PAGE
Letter from the Editor
By John Hardberger
Jose Orduña’s The Weight of Shadows: a Memoir of Immigration and Displacement was published by Beacon Press earlier this year. Theoretically a memoir, it contains eleven standalone essays in chronological order that cover the process of becoming an American citizen while undocumented. Orduña was born in Cordoba, Veracruz and immigrated with his parents to Chicago at two years old.
Blending the investigative with the personal, Orduña’s writing is honest and intense. By cataloguing bureaucratic absurdities, family history, and the intense anxiety of surviving America undocumented, Orduña exposes the continuous non-sequitur policies on immigration and the economic forces that have turned the US-Mexican borderlands into killing fields.
Orduña graduated from the Nonfiction Writing Program at The University of Iowa and is active in Latin American solidarity. If the current president-elect’s poisonous rhetoric of “building the wall” ever comes to fruition, Orduña, along with millions will be heart-broken. Orduña is one of the few that have the passionate articulation and disciplined erudition to explain the culmination of these horrific choices by the US government.
Blue Mesa Review caught up with Orduña, pre-election, at the Humboldt Coffee Shop in Albuquerque, near University of New Mexico, where he is the current Joseph M. Russo Chair in Creative Writing.
Blue Mesa Review: Are you up for a little free association?
Jose Orduña: Sure.
BMR: One word or sentence only please. Ready? Ok. NAFTA.
JO: Wow. One word? Only a sentence… wow. (long thoughtful pause) The dissolution of Mexican farmers. The end of Mexican farming. The movement from rural to urban…
BMR: Alien?
JO: Green creature from another planet.
BMR: Promotion?
JO: Getting more money?
BMR: Discipline?
JO: Foucault.
BMR: MFA?
JO: Pointless if you don’t do it write.

(A block of data)
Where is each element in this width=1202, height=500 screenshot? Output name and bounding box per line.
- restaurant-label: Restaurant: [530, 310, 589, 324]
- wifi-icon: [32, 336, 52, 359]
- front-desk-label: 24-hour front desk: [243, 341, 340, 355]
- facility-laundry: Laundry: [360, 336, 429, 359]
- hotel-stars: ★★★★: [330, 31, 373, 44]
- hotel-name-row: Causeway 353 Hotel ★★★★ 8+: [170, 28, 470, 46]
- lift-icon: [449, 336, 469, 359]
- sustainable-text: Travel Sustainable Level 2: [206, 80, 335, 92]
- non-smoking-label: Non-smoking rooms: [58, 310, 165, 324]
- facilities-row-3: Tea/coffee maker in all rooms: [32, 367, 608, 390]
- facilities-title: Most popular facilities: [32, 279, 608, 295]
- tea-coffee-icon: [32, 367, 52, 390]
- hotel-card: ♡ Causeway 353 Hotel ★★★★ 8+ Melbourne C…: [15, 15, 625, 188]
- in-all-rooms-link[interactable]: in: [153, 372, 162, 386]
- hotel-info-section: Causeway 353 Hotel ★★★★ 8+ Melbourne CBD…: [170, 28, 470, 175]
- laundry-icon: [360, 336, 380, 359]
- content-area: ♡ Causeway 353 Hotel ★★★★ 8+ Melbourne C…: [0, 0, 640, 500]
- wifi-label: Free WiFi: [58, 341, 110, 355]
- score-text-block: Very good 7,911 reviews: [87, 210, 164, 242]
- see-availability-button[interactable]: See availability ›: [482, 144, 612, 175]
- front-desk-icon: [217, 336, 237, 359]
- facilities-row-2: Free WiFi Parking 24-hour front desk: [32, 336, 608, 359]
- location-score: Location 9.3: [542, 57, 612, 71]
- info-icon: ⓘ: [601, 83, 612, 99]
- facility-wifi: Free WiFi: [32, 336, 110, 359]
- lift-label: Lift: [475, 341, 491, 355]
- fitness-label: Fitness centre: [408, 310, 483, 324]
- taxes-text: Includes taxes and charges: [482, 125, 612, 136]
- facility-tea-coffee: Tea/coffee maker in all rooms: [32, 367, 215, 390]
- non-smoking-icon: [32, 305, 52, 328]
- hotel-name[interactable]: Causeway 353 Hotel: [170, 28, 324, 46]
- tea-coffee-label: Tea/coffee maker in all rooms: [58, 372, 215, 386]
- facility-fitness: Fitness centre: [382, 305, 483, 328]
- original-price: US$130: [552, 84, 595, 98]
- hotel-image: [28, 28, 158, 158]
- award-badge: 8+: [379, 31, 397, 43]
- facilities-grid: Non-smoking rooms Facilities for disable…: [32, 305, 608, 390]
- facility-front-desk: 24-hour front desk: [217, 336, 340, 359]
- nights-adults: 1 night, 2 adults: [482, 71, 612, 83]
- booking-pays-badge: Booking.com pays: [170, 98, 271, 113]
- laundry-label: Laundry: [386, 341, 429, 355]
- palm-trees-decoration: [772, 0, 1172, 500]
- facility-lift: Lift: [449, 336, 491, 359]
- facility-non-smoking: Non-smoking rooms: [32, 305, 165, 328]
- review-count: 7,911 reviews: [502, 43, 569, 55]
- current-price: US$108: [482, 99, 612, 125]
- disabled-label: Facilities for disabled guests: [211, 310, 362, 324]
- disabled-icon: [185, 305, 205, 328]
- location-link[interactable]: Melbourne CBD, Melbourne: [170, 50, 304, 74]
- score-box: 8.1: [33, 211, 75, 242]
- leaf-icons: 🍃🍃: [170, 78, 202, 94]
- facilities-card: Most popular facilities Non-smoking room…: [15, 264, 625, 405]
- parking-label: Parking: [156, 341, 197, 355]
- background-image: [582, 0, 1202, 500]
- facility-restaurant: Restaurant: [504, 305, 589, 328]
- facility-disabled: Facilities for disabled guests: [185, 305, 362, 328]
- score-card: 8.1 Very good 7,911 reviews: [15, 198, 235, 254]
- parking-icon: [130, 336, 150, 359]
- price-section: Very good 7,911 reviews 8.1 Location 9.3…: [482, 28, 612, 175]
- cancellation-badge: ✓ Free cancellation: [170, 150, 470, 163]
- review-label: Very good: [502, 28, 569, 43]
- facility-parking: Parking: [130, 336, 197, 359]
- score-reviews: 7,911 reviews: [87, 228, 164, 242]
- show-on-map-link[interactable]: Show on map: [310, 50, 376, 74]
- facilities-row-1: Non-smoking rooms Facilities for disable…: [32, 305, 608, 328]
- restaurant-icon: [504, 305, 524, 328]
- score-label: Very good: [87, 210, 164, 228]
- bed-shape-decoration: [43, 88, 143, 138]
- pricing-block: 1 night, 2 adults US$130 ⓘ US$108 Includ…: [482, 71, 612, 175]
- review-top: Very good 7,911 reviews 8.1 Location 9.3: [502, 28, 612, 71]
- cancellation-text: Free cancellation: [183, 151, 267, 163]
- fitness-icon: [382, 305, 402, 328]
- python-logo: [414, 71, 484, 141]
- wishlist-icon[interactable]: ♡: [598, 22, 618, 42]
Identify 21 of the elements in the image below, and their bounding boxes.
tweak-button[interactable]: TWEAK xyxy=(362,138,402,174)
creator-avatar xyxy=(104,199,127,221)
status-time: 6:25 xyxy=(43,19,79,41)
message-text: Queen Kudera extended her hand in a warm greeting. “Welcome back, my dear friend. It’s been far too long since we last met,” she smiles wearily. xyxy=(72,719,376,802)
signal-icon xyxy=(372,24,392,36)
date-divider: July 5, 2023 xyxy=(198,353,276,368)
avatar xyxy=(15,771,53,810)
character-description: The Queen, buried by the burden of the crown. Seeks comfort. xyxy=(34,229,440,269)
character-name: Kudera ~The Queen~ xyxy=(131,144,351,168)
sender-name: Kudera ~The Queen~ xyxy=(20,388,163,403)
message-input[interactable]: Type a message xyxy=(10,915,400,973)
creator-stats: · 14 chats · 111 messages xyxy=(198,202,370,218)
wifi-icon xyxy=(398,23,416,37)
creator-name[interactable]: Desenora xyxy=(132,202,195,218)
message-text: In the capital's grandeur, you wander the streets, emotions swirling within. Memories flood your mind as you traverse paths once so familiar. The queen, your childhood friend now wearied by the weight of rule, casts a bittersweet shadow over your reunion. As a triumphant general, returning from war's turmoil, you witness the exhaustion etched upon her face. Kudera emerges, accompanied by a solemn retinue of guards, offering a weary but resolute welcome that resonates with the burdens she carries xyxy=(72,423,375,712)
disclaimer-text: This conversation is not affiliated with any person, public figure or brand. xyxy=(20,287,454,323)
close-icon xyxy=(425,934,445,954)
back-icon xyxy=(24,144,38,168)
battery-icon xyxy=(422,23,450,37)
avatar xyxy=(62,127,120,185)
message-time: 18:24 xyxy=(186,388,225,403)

EXERCISES TO COMPLETE
1. According to the editor's letter, where was Jose Orduña born?
2. Duplicate the part of the editor's letter that opens with the words containing "Blue Mesa Review caught" and closes with "BMR: Promotion?".
The records are separate material, unrelated to the editor's letter.

RESULTS
1. Cordoba, Veracruz.

2.
Blue Mesa Review caught up with Orduña, pre-election, at the Humboldt Coffee Shop in Albuquerque, near University of New Mexico, where he is the current Joseph M. Russo Chair in Creative Writing.
Blue Mesa Review: Are you up for a little free association?
Jose Orduña: Sure.
BMR: One word or sentence only please. Ready? Ok. NAFTA.
JO: Wow. One word? Only a sentence… wow. (long thoughtful pause) The dissolution of Mexican farmers. The end of Mexican farming. The movement from rural to urban…
BMR: Alien?
JO: Green creature from another planet.
BMR: Promotion?